● **Instructions to follow**
Review the listing and copy each line that holds the word "ТУМАНСКИЙ".

--- Start ---

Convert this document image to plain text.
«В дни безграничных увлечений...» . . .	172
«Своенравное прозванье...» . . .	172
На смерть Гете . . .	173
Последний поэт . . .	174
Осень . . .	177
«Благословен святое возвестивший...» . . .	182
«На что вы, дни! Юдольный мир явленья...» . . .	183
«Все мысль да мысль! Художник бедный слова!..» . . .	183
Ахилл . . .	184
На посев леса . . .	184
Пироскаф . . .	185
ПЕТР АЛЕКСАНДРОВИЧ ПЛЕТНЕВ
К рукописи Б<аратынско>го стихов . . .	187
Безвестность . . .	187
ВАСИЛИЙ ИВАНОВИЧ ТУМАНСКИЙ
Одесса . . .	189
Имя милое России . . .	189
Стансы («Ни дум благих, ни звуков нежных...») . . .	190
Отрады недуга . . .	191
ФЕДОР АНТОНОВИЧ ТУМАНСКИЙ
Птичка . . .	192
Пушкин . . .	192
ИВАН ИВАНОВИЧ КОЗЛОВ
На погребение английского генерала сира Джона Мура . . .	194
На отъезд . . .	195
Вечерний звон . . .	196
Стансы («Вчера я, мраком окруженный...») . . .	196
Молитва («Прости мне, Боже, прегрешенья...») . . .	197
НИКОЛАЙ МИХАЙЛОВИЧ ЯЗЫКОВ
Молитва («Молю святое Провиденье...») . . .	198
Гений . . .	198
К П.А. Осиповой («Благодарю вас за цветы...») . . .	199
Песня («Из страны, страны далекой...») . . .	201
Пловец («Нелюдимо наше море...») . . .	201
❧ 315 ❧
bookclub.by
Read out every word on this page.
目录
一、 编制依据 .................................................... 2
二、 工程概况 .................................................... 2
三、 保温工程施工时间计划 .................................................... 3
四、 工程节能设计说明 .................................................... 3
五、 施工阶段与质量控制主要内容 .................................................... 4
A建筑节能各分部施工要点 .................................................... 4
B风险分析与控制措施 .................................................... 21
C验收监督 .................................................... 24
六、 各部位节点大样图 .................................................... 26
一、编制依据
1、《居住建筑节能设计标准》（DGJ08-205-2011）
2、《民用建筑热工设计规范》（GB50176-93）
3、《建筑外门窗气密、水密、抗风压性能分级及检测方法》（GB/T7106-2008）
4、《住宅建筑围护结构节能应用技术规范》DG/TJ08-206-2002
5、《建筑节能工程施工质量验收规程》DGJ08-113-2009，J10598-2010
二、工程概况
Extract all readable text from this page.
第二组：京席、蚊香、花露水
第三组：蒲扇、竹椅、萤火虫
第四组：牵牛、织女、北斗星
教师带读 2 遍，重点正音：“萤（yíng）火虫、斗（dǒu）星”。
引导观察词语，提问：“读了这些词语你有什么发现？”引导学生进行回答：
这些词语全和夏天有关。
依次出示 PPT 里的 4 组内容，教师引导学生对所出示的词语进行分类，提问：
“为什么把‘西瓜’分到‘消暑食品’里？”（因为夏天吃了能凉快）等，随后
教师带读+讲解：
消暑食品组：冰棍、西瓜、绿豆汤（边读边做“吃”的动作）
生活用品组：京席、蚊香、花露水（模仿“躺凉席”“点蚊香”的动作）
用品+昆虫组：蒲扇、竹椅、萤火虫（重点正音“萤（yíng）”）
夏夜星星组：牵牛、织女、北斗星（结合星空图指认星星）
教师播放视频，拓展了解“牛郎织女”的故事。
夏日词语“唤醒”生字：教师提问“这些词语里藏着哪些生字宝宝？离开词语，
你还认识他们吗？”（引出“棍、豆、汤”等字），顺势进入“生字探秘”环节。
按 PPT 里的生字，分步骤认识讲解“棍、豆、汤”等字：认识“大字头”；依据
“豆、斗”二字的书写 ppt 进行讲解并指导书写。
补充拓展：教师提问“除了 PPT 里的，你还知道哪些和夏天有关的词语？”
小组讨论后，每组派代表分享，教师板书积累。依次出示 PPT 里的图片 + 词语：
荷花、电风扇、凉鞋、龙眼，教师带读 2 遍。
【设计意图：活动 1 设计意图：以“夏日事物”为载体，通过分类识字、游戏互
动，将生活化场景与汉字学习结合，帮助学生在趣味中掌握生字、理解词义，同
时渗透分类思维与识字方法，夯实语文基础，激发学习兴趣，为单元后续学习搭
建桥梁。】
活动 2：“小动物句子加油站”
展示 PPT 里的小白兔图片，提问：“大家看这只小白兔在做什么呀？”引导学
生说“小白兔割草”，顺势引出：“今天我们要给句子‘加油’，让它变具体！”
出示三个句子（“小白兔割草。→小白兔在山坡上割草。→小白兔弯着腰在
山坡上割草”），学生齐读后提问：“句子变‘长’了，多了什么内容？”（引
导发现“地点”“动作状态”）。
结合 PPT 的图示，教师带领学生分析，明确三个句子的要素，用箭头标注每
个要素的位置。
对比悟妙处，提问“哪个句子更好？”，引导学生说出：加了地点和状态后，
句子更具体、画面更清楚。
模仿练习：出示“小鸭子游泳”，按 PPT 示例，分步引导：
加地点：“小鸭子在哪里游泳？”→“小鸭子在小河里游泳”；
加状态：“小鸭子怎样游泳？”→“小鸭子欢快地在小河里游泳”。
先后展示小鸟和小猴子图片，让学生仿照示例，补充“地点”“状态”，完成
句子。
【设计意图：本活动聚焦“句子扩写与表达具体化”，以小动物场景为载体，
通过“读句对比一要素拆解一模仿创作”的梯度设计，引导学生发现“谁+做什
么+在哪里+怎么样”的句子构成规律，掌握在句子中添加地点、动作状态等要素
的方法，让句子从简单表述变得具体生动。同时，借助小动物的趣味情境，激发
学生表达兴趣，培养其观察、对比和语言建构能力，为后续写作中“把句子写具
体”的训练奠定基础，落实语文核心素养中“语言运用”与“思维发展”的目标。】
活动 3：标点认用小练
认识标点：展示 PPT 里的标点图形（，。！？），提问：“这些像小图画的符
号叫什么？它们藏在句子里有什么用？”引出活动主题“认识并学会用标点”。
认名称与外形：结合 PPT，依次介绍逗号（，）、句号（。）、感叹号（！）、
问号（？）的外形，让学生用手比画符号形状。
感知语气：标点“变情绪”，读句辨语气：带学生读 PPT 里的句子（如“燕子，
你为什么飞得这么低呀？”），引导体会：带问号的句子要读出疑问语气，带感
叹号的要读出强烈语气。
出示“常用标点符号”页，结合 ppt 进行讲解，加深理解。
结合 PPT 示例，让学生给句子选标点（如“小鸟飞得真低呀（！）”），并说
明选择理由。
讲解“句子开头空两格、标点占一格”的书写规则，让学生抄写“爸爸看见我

--- End ---

● **Exercise response**
ВАСИЛИЙ ИВАНОВИЧ ТУМАНСКИЙ
ФЕДОР АНТОНОВИЧ ТУМАНСКИЙ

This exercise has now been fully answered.